What the exercise asks >>
Repeat the listing word for word. No pictures belong in the copy.

[Collection entries]
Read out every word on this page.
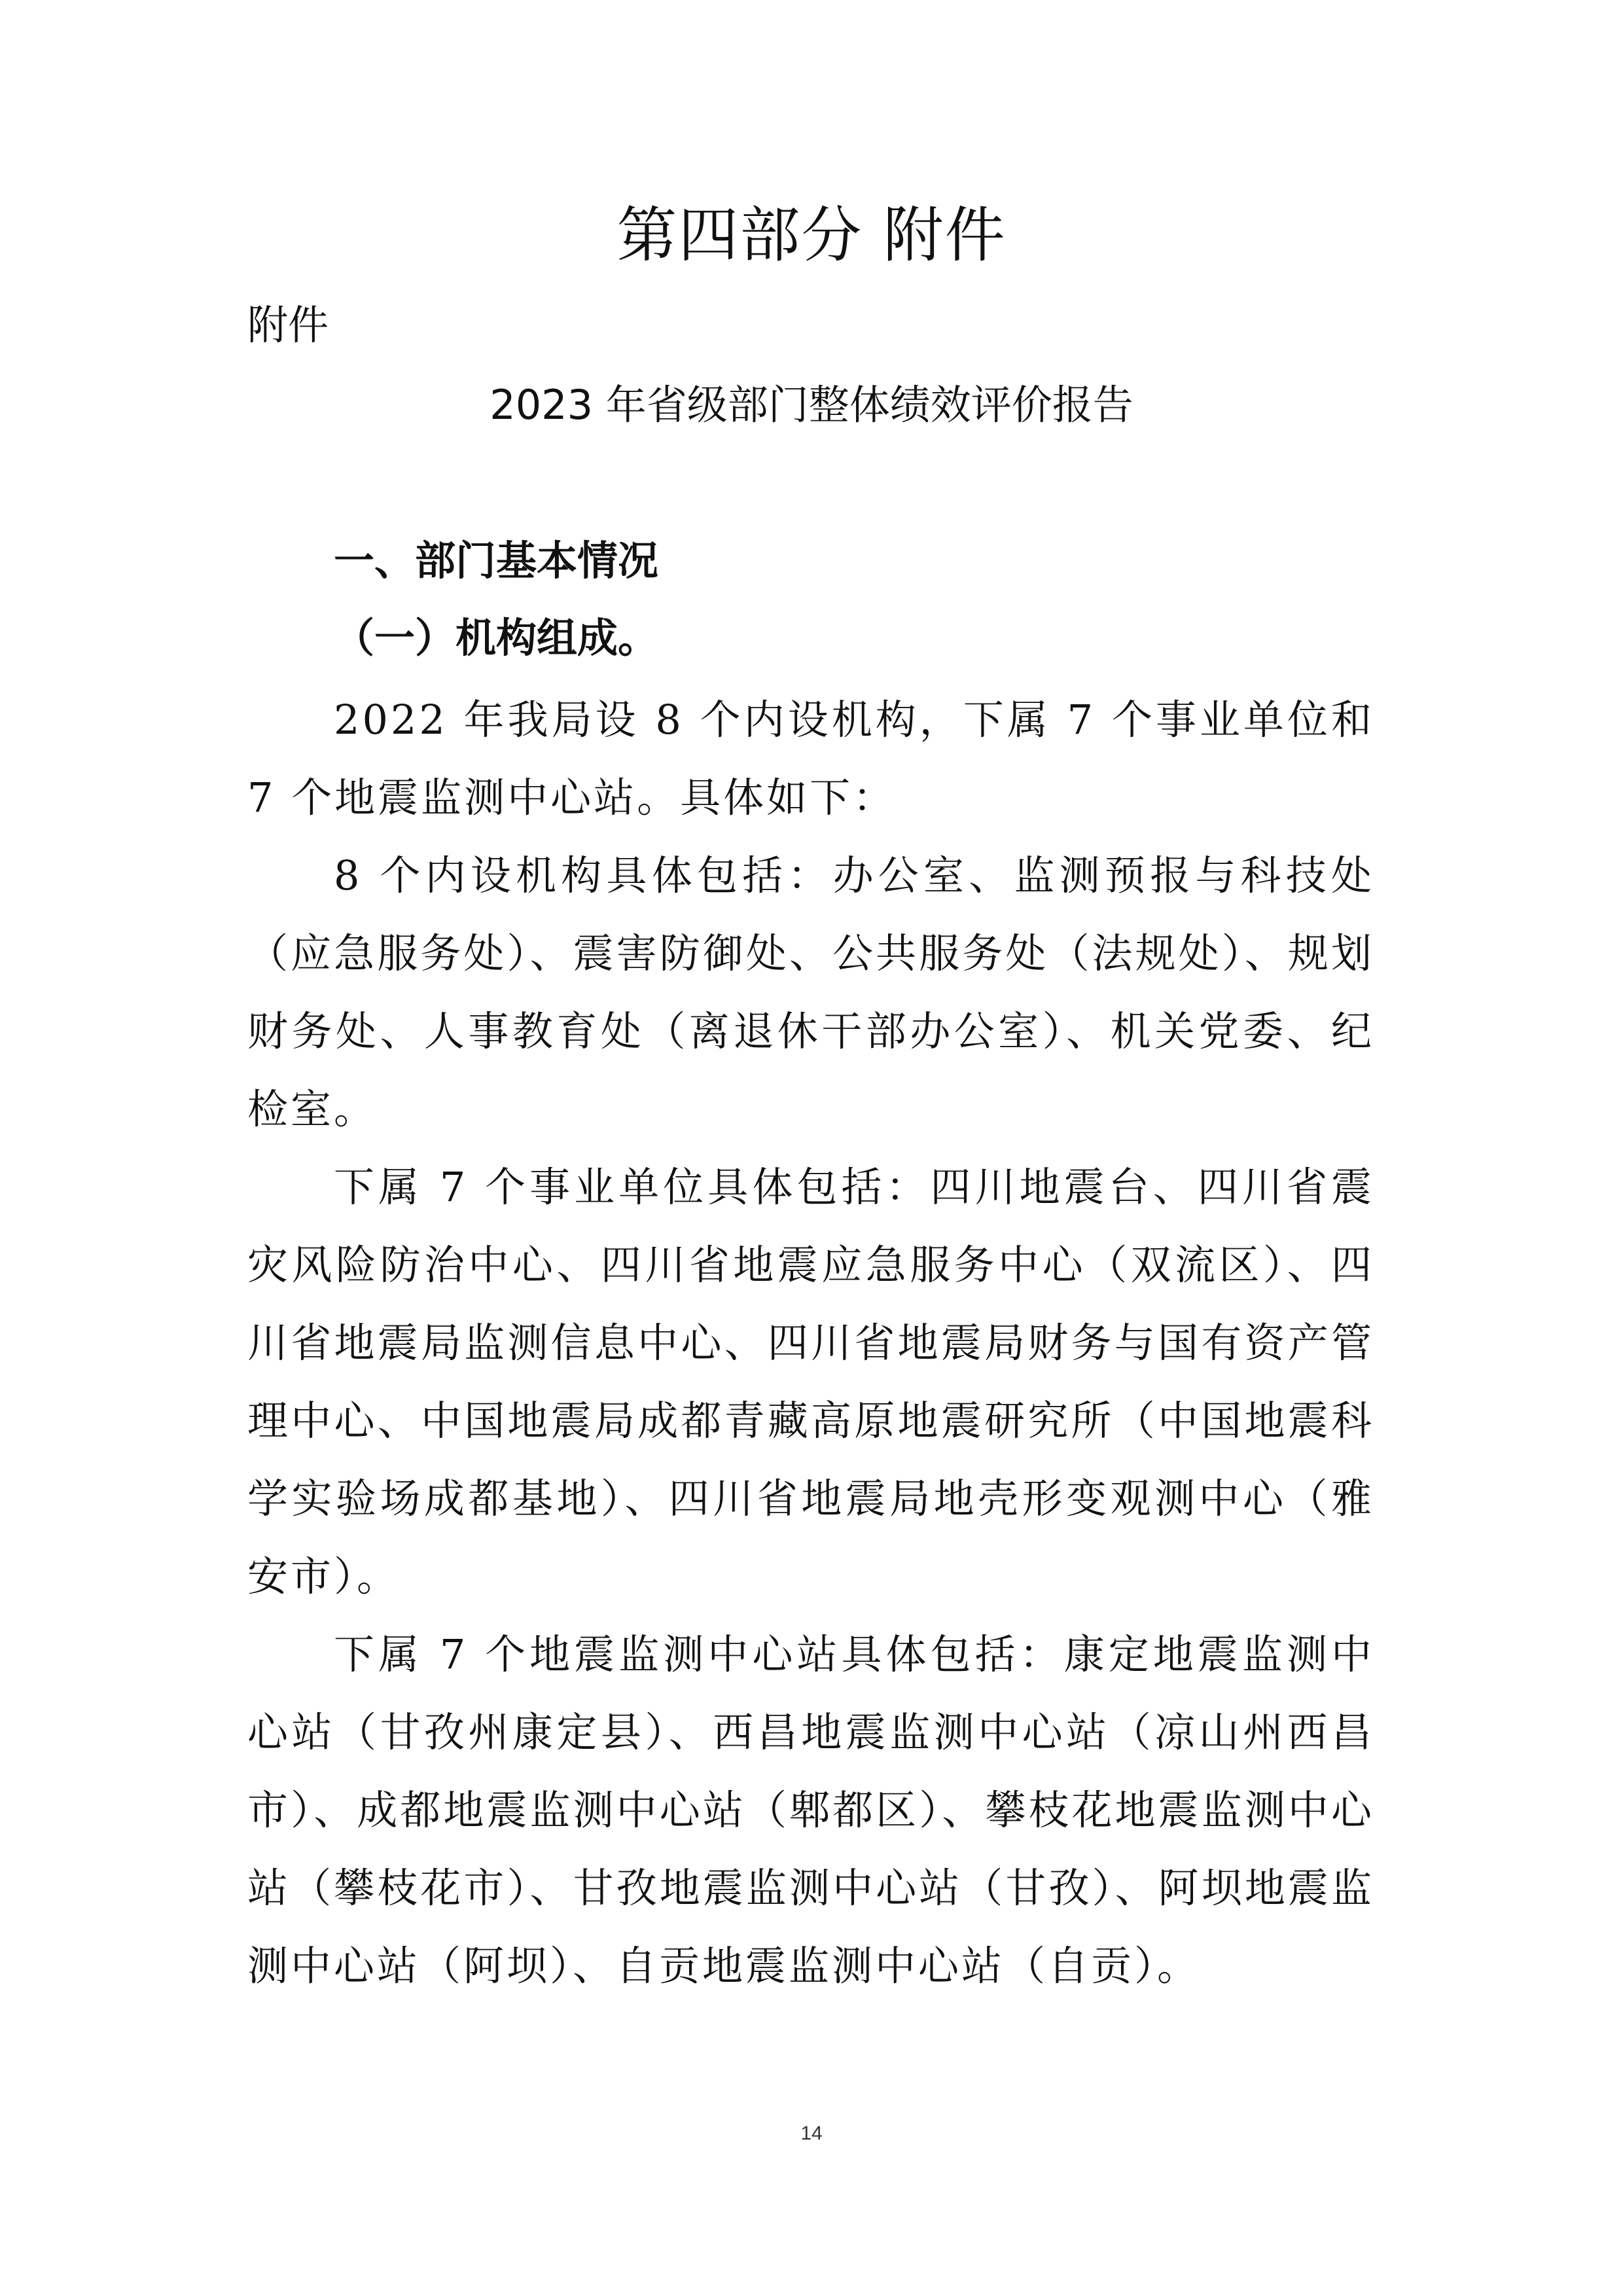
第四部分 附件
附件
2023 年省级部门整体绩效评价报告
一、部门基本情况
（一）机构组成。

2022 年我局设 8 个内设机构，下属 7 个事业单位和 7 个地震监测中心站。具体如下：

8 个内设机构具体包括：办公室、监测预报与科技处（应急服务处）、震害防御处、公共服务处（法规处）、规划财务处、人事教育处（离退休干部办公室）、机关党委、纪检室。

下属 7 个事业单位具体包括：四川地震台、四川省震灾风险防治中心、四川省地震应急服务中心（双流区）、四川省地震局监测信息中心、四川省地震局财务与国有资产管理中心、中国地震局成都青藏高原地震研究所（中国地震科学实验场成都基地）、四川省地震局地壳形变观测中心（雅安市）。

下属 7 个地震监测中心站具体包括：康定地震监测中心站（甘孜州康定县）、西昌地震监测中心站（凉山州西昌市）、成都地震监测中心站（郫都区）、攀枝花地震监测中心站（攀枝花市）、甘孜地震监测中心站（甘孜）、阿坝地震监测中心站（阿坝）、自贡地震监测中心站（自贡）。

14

Expected answer >>
Read out every word on this page.
第四部分 附件
附件
2023 年省级部门整体绩效评价报告
一、部门基本情况
（一）机构组成。

2022 年我局设 8 个内设机构，下属 7 个事业单位和 7 个地震监测中心站。具体如下：

8 个内设机构具体包括：办公室、监测预报与科技处（应急服务处）、震害防御处、公共服务处（法规处）、规划财务处、人事教育处（离退休干部办公室）、机关党委、纪检室。

下属 7 个事业单位具体包括：四川地震台、四川省震灾风险防治中心、四川省地震应急服务中心（双流区）、四川省地震局监测信息中心、四川省地震局财务与国有资产管理中心、中国地震局成都青藏高原地震研究所（中国地震科学实验场成都基地）、四川省地震局地壳形变观测中心（雅安市）。

下属 7 个地震监测中心站具体包括：康定地震监测中心站（甘孜州康定县）、西昌地震监测中心站（凉山州西昌市）、成都地震监测中心站（郫都区）、攀枝花地震监测中心站（攀枝花市）、甘孜地震监测中心站（甘孜）、阿坝地震监测中心站（阿坝）、自贡地震监测中心站（自贡）。

14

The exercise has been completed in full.